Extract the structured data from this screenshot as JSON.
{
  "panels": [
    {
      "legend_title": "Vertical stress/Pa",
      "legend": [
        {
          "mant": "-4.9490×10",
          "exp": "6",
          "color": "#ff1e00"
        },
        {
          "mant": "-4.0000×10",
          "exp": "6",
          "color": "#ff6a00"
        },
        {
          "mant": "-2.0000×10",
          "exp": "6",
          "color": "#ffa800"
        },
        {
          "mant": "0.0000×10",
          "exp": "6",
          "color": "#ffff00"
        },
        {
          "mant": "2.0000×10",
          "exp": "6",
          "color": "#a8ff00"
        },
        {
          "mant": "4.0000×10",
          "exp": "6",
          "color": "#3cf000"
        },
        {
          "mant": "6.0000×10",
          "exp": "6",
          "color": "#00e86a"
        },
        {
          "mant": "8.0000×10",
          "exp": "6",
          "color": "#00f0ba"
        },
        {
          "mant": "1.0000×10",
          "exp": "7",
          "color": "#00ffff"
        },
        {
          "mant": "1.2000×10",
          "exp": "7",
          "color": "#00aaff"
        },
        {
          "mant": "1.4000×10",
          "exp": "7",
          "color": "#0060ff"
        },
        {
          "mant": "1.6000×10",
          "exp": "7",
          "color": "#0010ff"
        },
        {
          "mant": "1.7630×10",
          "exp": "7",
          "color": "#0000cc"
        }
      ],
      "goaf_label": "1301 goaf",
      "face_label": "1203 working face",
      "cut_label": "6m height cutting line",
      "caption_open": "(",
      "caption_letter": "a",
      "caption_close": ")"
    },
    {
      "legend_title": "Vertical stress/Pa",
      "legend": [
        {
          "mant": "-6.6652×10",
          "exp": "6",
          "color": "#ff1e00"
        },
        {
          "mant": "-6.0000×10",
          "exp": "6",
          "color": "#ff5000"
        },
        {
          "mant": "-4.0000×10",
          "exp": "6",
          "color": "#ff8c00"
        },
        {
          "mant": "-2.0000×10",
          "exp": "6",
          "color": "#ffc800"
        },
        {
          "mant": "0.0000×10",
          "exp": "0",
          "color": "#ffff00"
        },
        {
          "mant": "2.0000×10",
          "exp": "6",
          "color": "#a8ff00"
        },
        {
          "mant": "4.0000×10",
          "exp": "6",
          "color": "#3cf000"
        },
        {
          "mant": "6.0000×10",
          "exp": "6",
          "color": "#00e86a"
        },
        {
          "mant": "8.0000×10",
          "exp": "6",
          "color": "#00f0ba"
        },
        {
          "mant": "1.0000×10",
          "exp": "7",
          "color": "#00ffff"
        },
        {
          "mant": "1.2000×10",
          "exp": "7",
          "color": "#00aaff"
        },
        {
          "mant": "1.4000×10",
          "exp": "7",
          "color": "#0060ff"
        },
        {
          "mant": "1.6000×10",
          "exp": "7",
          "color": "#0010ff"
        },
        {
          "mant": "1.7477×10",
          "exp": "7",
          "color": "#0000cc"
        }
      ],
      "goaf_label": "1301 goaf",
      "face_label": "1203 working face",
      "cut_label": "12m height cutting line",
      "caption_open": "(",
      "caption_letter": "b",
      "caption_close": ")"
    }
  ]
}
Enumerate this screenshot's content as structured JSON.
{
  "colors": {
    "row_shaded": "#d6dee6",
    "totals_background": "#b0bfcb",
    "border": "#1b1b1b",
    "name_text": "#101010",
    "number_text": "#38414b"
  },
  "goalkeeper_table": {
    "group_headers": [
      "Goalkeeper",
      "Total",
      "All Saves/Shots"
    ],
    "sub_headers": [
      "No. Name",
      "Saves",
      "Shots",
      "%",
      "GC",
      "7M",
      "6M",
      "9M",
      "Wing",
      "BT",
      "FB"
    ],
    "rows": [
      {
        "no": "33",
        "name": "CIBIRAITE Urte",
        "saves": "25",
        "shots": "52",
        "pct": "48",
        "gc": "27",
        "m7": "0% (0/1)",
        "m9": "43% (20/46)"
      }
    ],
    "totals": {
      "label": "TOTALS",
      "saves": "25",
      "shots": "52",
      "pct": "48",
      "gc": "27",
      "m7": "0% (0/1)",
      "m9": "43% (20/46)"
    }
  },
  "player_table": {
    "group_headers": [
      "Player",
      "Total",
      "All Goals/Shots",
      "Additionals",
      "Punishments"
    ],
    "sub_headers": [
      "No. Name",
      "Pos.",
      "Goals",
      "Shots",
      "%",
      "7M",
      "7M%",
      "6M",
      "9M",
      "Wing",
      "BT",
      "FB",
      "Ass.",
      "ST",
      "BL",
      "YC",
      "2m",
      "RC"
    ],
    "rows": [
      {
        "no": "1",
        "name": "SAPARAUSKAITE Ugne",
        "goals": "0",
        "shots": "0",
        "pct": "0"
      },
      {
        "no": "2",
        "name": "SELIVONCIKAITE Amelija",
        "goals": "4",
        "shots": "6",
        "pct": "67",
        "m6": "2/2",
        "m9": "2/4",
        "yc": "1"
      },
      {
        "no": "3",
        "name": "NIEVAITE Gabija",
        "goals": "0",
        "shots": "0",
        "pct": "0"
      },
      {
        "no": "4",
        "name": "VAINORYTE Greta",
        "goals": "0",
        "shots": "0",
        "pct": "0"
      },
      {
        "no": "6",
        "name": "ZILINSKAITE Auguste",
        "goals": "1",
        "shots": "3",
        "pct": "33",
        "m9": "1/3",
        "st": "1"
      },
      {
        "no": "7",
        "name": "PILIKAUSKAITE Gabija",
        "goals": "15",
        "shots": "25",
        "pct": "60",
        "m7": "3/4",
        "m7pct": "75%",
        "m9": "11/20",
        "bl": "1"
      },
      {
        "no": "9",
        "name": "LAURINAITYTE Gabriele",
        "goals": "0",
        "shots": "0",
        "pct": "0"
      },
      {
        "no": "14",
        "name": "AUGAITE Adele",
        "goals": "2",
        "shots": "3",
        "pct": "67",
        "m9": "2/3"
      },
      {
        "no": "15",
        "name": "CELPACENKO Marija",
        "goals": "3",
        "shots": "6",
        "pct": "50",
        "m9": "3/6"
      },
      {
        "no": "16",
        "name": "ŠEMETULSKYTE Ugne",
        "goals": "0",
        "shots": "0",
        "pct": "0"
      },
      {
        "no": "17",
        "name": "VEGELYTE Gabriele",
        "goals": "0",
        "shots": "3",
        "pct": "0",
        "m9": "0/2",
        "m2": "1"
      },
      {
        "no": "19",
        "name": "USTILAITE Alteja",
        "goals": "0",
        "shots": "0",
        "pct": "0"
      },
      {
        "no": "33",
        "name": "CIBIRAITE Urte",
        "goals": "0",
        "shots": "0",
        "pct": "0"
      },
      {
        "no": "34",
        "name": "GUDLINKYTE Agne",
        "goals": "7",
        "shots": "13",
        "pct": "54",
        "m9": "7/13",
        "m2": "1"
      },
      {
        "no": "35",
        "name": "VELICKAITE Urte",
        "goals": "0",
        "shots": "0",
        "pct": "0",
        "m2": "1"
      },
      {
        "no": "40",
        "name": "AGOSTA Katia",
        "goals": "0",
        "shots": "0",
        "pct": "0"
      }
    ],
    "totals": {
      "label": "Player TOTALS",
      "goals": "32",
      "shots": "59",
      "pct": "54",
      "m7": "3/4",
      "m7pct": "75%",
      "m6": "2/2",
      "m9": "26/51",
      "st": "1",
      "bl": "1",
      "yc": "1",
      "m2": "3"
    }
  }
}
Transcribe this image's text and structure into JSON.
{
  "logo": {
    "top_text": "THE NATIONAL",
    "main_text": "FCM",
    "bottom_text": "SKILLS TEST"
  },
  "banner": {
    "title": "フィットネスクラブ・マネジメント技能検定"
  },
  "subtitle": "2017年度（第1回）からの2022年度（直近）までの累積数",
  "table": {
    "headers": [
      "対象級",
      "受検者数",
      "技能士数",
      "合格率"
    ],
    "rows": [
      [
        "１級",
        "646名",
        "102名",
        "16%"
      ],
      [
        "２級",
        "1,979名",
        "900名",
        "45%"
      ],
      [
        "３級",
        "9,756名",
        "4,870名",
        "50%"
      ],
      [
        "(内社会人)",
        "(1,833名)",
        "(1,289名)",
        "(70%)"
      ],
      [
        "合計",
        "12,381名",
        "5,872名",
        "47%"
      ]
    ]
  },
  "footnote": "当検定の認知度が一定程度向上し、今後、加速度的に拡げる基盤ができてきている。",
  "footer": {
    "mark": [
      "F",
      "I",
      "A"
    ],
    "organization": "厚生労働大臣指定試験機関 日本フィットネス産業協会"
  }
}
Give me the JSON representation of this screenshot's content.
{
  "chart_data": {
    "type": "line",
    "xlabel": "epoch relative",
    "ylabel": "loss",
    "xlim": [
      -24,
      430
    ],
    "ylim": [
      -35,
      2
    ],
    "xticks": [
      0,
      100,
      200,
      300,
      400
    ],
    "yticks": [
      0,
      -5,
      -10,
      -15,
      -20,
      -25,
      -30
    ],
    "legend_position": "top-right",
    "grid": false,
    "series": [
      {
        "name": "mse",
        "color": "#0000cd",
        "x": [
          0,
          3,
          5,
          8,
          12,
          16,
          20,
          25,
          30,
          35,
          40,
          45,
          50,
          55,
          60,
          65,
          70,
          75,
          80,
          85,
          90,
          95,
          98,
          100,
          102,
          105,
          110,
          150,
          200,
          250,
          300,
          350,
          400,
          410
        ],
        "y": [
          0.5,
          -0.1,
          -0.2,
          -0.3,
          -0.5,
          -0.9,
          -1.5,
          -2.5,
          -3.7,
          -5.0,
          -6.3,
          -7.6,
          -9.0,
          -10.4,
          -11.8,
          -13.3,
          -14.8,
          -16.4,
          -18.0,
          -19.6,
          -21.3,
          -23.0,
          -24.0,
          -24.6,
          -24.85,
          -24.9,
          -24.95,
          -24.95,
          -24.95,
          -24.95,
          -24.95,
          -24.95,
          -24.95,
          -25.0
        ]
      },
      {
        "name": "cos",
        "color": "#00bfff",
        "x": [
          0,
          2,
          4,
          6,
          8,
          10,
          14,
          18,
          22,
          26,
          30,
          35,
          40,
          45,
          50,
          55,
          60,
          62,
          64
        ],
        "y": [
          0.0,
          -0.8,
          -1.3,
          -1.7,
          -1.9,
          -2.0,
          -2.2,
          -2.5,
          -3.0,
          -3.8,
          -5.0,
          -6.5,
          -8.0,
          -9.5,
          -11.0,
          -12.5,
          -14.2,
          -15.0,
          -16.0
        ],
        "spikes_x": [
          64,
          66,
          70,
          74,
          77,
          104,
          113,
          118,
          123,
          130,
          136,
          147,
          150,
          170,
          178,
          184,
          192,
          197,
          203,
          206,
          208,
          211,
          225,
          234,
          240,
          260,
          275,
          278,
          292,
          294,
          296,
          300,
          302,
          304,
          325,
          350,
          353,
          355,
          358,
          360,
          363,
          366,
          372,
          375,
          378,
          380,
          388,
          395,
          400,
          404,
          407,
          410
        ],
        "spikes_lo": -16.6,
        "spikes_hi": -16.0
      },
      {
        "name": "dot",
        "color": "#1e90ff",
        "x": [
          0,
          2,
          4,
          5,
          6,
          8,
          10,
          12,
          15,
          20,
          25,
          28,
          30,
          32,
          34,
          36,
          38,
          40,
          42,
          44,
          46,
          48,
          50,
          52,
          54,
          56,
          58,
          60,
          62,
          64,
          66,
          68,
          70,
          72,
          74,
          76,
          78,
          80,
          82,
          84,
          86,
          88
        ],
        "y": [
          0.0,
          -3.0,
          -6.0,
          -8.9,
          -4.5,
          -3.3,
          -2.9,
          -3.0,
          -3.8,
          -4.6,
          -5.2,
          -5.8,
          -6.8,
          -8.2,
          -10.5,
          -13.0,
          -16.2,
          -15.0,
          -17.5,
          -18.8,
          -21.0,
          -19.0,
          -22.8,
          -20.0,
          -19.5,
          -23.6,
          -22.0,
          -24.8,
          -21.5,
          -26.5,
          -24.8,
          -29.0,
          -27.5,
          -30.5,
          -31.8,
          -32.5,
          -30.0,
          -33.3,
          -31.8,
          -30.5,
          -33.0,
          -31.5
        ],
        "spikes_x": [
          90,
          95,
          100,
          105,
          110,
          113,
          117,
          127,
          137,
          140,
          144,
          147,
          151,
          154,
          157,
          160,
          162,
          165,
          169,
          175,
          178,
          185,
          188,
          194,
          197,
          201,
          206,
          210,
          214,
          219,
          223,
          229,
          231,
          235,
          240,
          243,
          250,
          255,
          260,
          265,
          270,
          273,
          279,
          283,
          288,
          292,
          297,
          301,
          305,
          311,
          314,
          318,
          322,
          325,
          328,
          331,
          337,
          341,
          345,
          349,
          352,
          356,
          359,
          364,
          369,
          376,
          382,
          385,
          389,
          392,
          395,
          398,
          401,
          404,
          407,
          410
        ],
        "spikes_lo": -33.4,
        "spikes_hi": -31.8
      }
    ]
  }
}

WHAT YOU HAVE TO DO :: Pull out all lines from the entries above in which the word "screenshot" appears.

RESPONSE TO THE EXERCISE ::
Extract the structured data from this screenshot as JSON.
Enumerate this screenshot's content as structured JSON.
Give me the JSON representation of this screenshot's content.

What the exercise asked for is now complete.